**What needs to be done**
Show all lines from the listing below that contain "Austraila".

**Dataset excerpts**
----------
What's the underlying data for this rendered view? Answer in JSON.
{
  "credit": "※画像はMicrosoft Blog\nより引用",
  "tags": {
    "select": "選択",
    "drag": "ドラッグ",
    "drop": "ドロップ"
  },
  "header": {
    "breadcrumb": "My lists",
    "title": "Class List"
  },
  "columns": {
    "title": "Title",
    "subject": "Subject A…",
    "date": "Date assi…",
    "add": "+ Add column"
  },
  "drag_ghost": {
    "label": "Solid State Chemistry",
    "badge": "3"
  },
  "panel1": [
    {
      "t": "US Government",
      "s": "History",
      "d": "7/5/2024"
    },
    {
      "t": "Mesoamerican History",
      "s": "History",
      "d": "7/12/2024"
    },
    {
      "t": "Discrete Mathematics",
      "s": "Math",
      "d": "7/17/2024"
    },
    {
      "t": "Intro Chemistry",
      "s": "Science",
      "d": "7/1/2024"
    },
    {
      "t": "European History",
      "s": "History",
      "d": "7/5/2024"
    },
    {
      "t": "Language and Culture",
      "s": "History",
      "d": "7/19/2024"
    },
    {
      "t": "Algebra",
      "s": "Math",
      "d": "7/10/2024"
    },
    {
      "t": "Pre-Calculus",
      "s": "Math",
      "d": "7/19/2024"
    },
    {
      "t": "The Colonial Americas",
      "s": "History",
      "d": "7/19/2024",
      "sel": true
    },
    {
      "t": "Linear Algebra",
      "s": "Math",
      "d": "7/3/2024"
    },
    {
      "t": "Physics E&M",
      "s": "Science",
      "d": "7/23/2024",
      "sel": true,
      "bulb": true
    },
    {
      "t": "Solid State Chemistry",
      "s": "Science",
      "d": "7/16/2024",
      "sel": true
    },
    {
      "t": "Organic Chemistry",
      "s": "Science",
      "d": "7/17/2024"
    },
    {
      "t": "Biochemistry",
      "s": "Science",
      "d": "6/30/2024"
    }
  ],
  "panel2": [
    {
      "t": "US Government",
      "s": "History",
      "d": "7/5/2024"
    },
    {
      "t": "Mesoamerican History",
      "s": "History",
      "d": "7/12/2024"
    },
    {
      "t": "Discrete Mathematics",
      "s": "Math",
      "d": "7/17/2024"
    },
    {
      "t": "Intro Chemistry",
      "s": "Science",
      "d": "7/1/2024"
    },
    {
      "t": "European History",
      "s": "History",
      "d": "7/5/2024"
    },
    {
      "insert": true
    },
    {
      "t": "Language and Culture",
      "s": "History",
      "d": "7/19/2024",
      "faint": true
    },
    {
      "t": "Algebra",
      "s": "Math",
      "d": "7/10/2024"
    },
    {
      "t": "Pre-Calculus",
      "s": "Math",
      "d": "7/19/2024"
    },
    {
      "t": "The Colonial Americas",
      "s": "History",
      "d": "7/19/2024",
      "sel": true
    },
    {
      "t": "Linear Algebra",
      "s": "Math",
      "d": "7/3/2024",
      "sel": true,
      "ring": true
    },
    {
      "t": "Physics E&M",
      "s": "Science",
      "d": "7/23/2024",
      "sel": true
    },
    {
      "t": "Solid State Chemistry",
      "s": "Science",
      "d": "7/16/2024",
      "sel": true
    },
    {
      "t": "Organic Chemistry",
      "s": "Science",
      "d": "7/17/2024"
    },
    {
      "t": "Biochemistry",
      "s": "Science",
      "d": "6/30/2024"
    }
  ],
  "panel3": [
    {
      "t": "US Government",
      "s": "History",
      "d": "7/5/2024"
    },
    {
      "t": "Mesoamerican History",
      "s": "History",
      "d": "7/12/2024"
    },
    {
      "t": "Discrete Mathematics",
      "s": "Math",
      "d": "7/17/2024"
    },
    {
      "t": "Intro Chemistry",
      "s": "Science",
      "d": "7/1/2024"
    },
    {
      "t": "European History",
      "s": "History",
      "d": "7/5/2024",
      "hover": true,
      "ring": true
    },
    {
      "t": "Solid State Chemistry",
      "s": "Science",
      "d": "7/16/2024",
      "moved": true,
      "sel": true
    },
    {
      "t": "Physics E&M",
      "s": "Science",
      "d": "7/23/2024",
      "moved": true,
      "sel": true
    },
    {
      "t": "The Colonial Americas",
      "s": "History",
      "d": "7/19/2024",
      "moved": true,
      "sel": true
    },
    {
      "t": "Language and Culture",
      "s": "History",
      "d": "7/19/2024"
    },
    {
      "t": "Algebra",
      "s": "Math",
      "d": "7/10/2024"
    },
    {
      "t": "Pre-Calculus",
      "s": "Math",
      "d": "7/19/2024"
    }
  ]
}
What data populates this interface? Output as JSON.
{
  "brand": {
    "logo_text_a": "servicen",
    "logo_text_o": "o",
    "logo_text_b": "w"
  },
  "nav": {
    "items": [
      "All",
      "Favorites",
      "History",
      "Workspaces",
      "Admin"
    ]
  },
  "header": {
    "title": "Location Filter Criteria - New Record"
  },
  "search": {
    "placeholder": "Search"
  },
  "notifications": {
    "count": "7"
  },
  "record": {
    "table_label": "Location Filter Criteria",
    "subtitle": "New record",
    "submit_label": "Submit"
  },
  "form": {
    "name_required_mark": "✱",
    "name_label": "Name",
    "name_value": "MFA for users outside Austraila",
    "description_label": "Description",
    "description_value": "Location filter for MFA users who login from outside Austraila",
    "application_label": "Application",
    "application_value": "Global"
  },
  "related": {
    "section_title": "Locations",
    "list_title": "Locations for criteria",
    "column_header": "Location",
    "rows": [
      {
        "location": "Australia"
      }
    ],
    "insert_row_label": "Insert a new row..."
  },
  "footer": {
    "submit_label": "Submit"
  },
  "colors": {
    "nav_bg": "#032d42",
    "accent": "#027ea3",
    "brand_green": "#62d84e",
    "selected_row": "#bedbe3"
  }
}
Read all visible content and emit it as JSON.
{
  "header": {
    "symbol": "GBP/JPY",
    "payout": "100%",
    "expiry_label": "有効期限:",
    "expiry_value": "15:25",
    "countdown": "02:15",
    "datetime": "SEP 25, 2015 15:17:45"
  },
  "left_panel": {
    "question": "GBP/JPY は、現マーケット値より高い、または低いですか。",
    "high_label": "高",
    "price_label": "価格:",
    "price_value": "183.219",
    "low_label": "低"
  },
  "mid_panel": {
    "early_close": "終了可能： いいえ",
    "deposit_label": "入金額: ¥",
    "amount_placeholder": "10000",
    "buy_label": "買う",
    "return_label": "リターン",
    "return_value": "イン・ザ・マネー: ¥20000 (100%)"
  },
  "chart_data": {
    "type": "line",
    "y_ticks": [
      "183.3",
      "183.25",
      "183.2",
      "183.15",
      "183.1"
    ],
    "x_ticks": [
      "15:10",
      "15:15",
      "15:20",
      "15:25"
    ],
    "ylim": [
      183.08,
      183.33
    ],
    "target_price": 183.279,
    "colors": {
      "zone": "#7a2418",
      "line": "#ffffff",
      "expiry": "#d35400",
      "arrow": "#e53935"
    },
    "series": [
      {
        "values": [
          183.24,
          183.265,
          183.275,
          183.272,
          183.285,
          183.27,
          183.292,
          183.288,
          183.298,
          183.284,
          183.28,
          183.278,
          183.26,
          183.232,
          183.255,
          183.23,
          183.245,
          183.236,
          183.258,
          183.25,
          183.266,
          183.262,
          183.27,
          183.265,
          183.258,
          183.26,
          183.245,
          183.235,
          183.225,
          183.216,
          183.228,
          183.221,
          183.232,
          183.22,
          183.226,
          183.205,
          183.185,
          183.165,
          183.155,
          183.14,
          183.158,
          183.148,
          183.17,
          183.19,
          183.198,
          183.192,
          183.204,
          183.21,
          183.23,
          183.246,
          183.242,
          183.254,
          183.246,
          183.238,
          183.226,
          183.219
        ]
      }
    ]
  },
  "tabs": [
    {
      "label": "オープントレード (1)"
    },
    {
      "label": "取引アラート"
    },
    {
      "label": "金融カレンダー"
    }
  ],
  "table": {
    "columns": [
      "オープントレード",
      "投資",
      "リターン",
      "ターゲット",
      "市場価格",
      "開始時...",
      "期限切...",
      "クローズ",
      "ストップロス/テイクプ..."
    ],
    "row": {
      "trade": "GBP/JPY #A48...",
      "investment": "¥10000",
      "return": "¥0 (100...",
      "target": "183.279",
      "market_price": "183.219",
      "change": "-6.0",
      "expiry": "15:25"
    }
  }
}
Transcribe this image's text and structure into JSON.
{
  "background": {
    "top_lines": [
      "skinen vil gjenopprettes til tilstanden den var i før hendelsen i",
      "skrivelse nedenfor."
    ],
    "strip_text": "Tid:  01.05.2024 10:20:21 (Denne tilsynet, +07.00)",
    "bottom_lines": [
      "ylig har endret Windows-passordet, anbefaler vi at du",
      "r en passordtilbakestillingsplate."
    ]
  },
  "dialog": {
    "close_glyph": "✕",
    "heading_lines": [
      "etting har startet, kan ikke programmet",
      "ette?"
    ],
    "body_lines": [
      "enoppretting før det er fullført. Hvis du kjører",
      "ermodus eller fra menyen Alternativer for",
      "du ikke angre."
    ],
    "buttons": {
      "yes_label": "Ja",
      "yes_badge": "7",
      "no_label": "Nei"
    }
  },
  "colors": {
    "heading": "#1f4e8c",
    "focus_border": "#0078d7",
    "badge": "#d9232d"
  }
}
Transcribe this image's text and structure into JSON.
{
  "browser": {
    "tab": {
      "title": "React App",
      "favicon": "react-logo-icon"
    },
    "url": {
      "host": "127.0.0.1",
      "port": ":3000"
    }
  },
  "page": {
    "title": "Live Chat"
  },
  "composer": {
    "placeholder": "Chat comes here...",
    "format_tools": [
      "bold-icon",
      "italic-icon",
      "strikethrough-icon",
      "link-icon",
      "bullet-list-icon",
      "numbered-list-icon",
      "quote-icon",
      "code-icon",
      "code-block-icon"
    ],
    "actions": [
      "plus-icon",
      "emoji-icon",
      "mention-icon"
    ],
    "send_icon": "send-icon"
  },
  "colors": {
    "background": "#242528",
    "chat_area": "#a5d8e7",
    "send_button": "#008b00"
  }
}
----------
**Written answer**
    "name_value": "MFA for users outside Austraila",
    "description_value": "Location filter for MFA users who login from outside Austraila",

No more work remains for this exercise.